* start Dataset records *
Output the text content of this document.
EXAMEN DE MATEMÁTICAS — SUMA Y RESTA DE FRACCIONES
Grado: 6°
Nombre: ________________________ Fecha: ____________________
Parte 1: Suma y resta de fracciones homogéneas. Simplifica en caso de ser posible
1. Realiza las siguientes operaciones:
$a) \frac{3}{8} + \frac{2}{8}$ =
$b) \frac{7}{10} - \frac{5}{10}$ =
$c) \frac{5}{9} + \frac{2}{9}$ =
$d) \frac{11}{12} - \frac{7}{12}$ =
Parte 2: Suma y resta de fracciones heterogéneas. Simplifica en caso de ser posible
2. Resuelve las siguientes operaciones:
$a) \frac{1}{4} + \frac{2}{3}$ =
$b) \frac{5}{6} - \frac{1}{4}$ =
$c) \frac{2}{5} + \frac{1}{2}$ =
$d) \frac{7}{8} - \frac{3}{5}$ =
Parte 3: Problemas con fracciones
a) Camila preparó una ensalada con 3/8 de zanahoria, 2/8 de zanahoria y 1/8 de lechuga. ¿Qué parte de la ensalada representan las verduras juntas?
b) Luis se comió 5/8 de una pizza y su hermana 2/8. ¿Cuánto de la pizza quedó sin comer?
* end Dataset records *
> _Do this_: Copy out all of the records above with nothing altered.

> _In response_:
Output the text content of this document.
EXAMEN DE MATEMÁTICAS — SUMA Y RESTA DE FRACCIONES
Grado: 6°
Nombre: ________________________ Fecha: ____________________
Parte 1: Suma y resta de fracciones homogéneas. Simplifica en caso de ser posible
1. Realiza las siguientes operaciones:
$a) \frac{3}{8} + \frac{2}{8}$ =
$b) \frac{7}{10} - \frac{5}{10}$ =
$c) \frac{5}{9} + \frac{2}{9}$ =
$d) \frac{11}{12} - \frac{7}{12}$ =
Parte 2: Suma y resta de fracciones heterogéneas. Simplifica en caso de ser posible
2. Resuelve las siguientes operaciones:
$a) \frac{1}{4} + \frac{2}{3}$ =
$b) \frac{5}{6} - \frac{1}{4}$ =
$c) \frac{2}{5} + \frac{1}{2}$ =
$d) \frac{7}{8} - \frac{3}{5}$ =
Parte 3: Problemas con fracciones
a) Camila preparó una ensalada con 3/8 de zanahoria, 2/8 de zanahoria y 1/8 de lechuga. ¿Qué parte de la ensalada representan las verduras juntas?
b) Luis se comió 5/8 de una pizza y su hermana 2/8. ¿Cuánto de la pizza quedó sin comer?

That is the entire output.